> Material provided
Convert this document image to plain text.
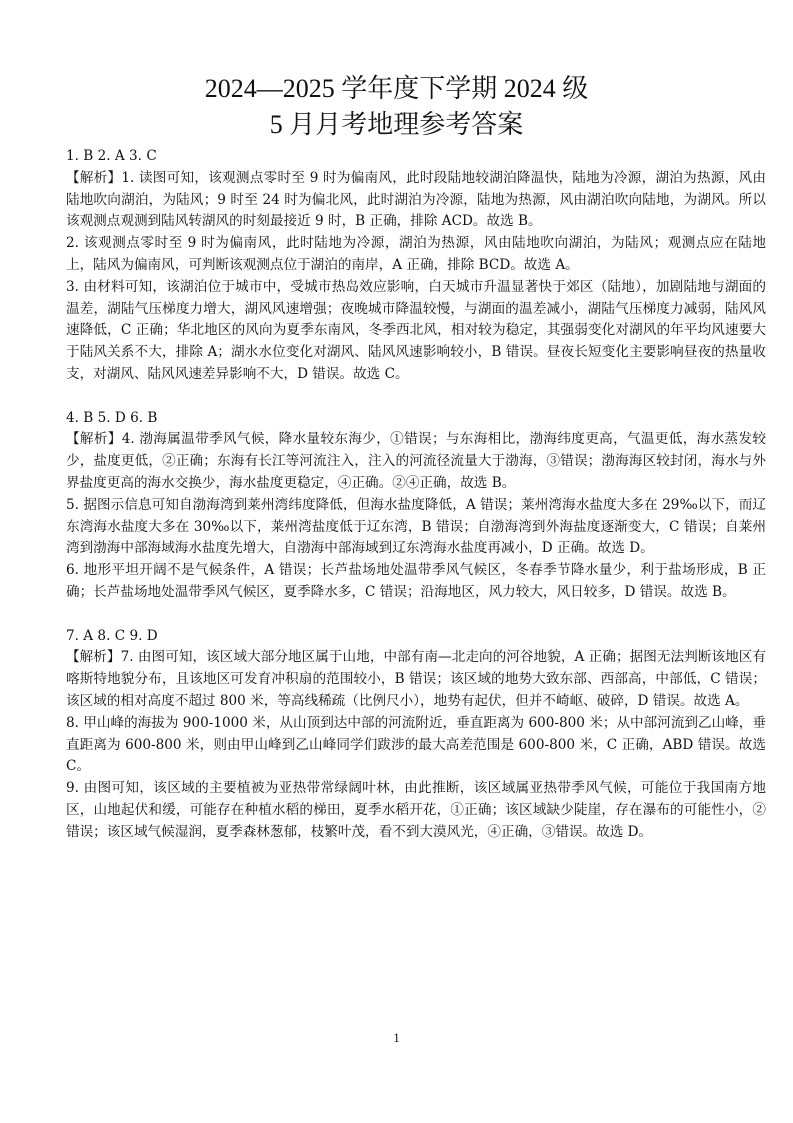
2024—2025 学年度下学期 2024 级
5 月月考地理参考答案

1. B 2. A 3. C

【解析】1. 读图可知，该观测点零时至 9 时为偏南风，此时段陆地较湖泊降温快，陆地为冷源，湖泊为热源，风由陆地吹向湖泊，为陆风；9 时至 24 时为偏北风，此时湖泊为冷源，陆地为热源，风由湖泊吹向陆地，为湖风。所以该观测点观测到陆风转湖风的时刻最接近 9 时，B 正确，排除 ACD。故选 B。

2. 该观测点零时至 9 时为偏南风，此时陆地为冷源，湖泊为热源，风由陆地吹向湖泊，为陆风；观测点应在陆地上，陆风为偏南风，可判断该观测点位于湖泊的南岸，A 正确，排除 BCD。故选 A。

3. 由材料可知，该湖泊位于城市中，受城市热岛效应影响，白天城市升温显著快于郊区（陆地），加剧陆地与湖面的温差，湖陆气压梯度力增大，湖风风速增强；夜晚城市降温较慢，与湖面的温差减小，湖陆气压梯度力减弱，陆风风速降低，C 正确；华北地区的风向为夏季东南风，冬季西北风，相对较为稳定，其强弱变化对湖风的年平均风速要大于陆风关系不大，排除 A；湖水水位变化对湖风、陆风风速影响较小，B 错误。昼夜长短变化主要影响昼夜的热量收支，对湖风、陆风风速差异影响不大，D 错误。故选 C。

4. B 5. D 6. B

【解析】4. 渤海属温带季风气候，降水量较东海少，①错误；与东海相比，渤海纬度更高，气温更低，海水蒸发较少，盐度更低，②正确；东海有长江等河流注入，注入的河流径流量大于渤海，③错误；渤海海区较封闭，海水与外界盐度更高的海水交换少，海水盐度更稳定，④正确。②④正确，故选 B。

5. 据图示信息可知自渤海湾到莱州湾纬度降低，但海水盐度降低，A 错误；莱州湾海水盐度大多在 29‰以下，而辽东湾海水盐度大多在 30‰以下，莱州湾盐度低于辽东湾，B 错误；自渤海湾到外海盐度逐渐变大，C 错误；自莱州湾到渤海中部海域海水盐度先增大，自渤海中部海域到辽东湾海水盐度再减小，D 正确。故选 D。

6. 地形平坦开阔不是气候条件，A 错误；长芦盐场地处温带季风气候区，冬春季节降水量少，利于盐场形成，B 正确；长芦盐场地处温带季风气候区，夏季降水多，C 错误；沿海地区，风力较大，风日较多，D 错误。故选 B。

7. A 8. C 9. D

【解析】7. 由图可知，该区域大部分地区属于山地，中部有南—北走向的河谷地貌，A 正确；据图无法判断该地区有喀斯特地貌分布，且该地区可发育冲积扇的范围较小，B 错误；该区域的地势大致东部、西部高，中部低，C 错误；该区域的相对高度不超过 800 米，等高线稀疏（比例尺小），地势有起伏，但并不崎岖、破碎，D 错误。故选 A。

8. 甲山峰的海拔为 900-1000 米，从山顶到达中部的河流附近，垂直距离为 600-800 米；从中部河流到乙山峰，垂直距离为 600-800 米，则由甲山峰到乙山峰同学们跋涉的最大高差范围是 600-800 米，C 正确，ABD 错误。故选 C。

9. 由图可知，该区域的主要植被为亚热带常绿阔叶林，由此推断，该区域属亚热带季风气候，可能位于我国南方地区，山地起伏和缓，可能存在种植水稻的梯田，夏季水稻开花，①正确；该区域缺少陡崖，存在瀑布的可能性小，②错误；该区域气候湿润，夏季森林葱郁，枝繁叶茂，看不到大漠风光，④正确，③错误。故选 D。

1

> What the exercise asks
Return all of the data exactly as written, and drop the pictures.

> Right answer
Convert this document image to plain text.
2024—2025 学年度下学期 2024 级
5 月月考地理参考答案

1. B 2. A 3. C

【解析】1. 读图可知，该观测点零时至 9 时为偏南风，此时段陆地较湖泊降温快，陆地为冷源，湖泊为热源，风由陆地吹向湖泊，为陆风；9 时至 24 时为偏北风，此时湖泊为冷源，陆地为热源，风由湖泊吹向陆地，为湖风。所以该观测点观测到陆风转湖风的时刻最接近 9 时，B 正确，排除 ACD。故选 B。

2. 该观测点零时至 9 时为偏南风，此时陆地为冷源，湖泊为热源，风由陆地吹向湖泊，为陆风；观测点应在陆地上，陆风为偏南风，可判断该观测点位于湖泊的南岸，A 正确，排除 BCD。故选 A。

3. 由材料可知，该湖泊位于城市中，受城市热岛效应影响，白天城市升温显著快于郊区（陆地），加剧陆地与湖面的温差，湖陆气压梯度力增大，湖风风速增强；夜晚城市降温较慢，与湖面的温差减小，湖陆气压梯度力减弱，陆风风速降低，C 正确；华北地区的风向为夏季东南风，冬季西北风，相对较为稳定，其强弱变化对湖风的年平均风速要大于陆风关系不大，排除 A；湖水水位变化对湖风、陆风风速影响较小，B 错误。昼夜长短变化主要影响昼夜的热量收支，对湖风、陆风风速差异影响不大，D 错误。故选 C。

4. B 5. D 6. B

【解析】4. 渤海属温带季风气候，降水量较东海少，①错误；与东海相比，渤海纬度更高，气温更低，海水蒸发较少，盐度更低，②正确；东海有长江等河流注入，注入的河流径流量大于渤海，③错误；渤海海区较封闭，海水与外界盐度更高的海水交换少，海水盐度更稳定，④正确。②④正确，故选 B。

5. 据图示信息可知自渤海湾到莱州湾纬度降低，但海水盐度降低，A 错误；莱州湾海水盐度大多在 29‰以下，而辽东湾海水盐度大多在 30‰以下，莱州湾盐度低于辽东湾，B 错误；自渤海湾到外海盐度逐渐变大，C 错误；自莱州湾到渤海中部海域海水盐度先增大，自渤海中部海域到辽东湾海水盐度再减小，D 正确。故选 D。

6. 地形平坦开阔不是气候条件，A 错误；长芦盐场地处温带季风气候区，冬春季节降水量少，利于盐场形成，B 正确；长芦盐场地处温带季风气候区，夏季降水多，C 错误；沿海地区，风力较大，风日较多，D 错误。故选 B。

7. A 8. C 9. D

【解析】7. 由图可知，该区域大部分地区属于山地，中部有南—北走向的河谷地貌，A 正确；据图无法判断该地区有喀斯特地貌分布，且该地区可发育冲积扇的范围较小，B 错误；该区域的地势大致东部、西部高，中部低，C 错误；该区域的相对高度不超过 800 米，等高线稀疏（比例尺小），地势有起伏，但并不崎岖、破碎，D 错误。故选 A。

8. 甲山峰的海拔为 900-1000 米，从山顶到达中部的河流附近，垂直距离为 600-800 米；从中部河流到乙山峰，垂直距离为 600-800 米，则由甲山峰到乙山峰同学们跋涉的最大高差范围是 600-800 米，C 正确，ABD 错误。故选 C。

9. 由图可知，该区域的主要植被为亚热带常绿阔叶林，由此推断，该区域属亚热带季风气候，可能位于我国南方地区，山地起伏和缓，可能存在种植水稻的梯田，夏季水稻开花，①正确；该区域缺少陡崖，存在瀑布的可能性小，②错误；该区域气候湿润，夏季森林葱郁，枝繁叶茂，看不到大漠风光，④正确，③错误。故选 D。

1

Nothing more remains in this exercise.